*OBJECTIVE*
Return the listing below verbatim. Pictures do not belong in the copy.

** START **

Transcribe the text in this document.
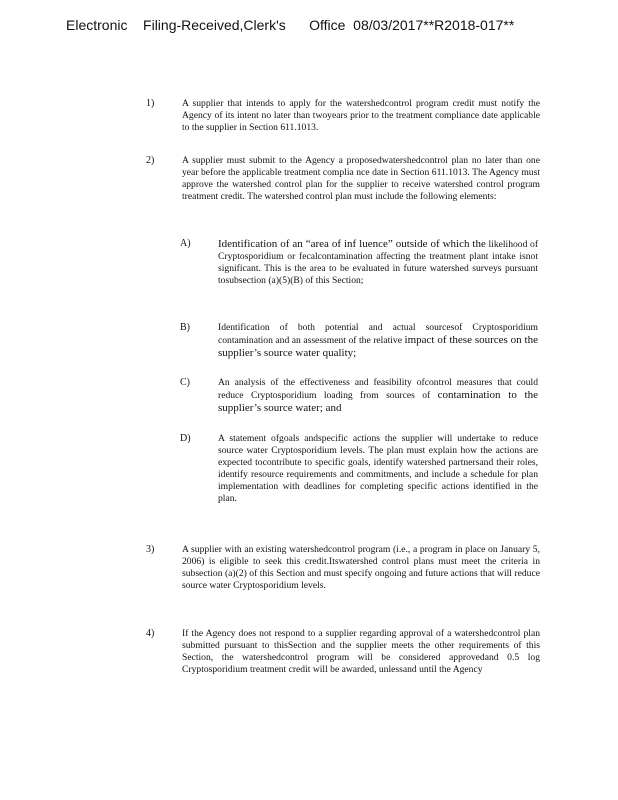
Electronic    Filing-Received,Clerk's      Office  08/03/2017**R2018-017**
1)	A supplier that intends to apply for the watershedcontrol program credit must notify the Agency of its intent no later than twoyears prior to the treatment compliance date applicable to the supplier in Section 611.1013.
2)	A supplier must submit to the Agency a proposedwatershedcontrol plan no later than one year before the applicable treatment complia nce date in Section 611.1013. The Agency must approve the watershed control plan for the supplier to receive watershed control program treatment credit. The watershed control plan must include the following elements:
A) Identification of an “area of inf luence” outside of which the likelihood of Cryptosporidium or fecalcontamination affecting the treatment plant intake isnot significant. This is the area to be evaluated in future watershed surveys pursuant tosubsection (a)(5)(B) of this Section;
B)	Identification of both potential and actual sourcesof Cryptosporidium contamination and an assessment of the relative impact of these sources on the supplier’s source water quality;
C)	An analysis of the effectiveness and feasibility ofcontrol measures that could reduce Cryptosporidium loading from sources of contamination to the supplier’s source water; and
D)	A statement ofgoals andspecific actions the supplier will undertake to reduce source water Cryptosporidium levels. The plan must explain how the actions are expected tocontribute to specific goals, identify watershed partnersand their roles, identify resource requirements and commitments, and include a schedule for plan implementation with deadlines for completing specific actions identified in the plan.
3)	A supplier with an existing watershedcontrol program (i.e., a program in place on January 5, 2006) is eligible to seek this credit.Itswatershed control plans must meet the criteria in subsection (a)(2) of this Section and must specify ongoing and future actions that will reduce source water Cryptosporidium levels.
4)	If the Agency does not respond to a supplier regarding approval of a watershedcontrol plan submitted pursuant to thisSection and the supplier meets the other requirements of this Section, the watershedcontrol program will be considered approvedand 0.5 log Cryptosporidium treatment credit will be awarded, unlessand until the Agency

** END **

*EXERCISE SOLUTION*
Transcribe the text in this document.
Electronic    Filing-Received,Clerk's      Office  08/03/2017**R2018-017**
1)	A supplier that intends to apply for the watershedcontrol program credit must notify the Agency of its intent no later than twoyears prior to the treatment compliance date applicable to the supplier in Section 611.1013.
2)	A supplier must submit to the Agency a proposedwatershedcontrol plan no later than one year before the applicable treatment complia nce date in Section 611.1013. The Agency must approve the watershed control plan for the supplier to receive watershed control program treatment credit. The watershed control plan must include the following elements:
A) Identification of an “area of inf luence” outside of which the likelihood of Cryptosporidium or fecalcontamination affecting the treatment plant intake isnot significant. This is the area to be evaluated in future watershed surveys pursuant tosubsection (a)(5)(B) of this Section;
B)	Identification of both potential and actual sourcesof Cryptosporidium contamination and an assessment of the relative impact of these sources on the supplier’s source water quality;
C)	An analysis of the effectiveness and feasibility ofcontrol measures that could reduce Cryptosporidium loading from sources of contamination to the supplier’s source water; and
D)	A statement ofgoals andspecific actions the supplier will undertake to reduce source water Cryptosporidium levels. The plan must explain how the actions are expected tocontribute to specific goals, identify watershed partnersand their roles, identify resource requirements and commitments, and include a schedule for plan implementation with deadlines for completing specific actions identified in the plan.
3)	A supplier with an existing watershedcontrol program (i.e., a program in place on January 5, 2006) is eligible to seek this credit.Itswatershed control plans must meet the criteria in subsection (a)(2) of this Section and must specify ongoing and future actions that will reduce source water Cryptosporidium levels.
4)	If the Agency does not respond to a supplier regarding approval of a watershedcontrol plan submitted pursuant to thisSection and the supplier meets the other requirements of this Section, the watershedcontrol program will be considered approvedand 0.5 log Cryptosporidium treatment credit will be awarded, unlessand until the Agency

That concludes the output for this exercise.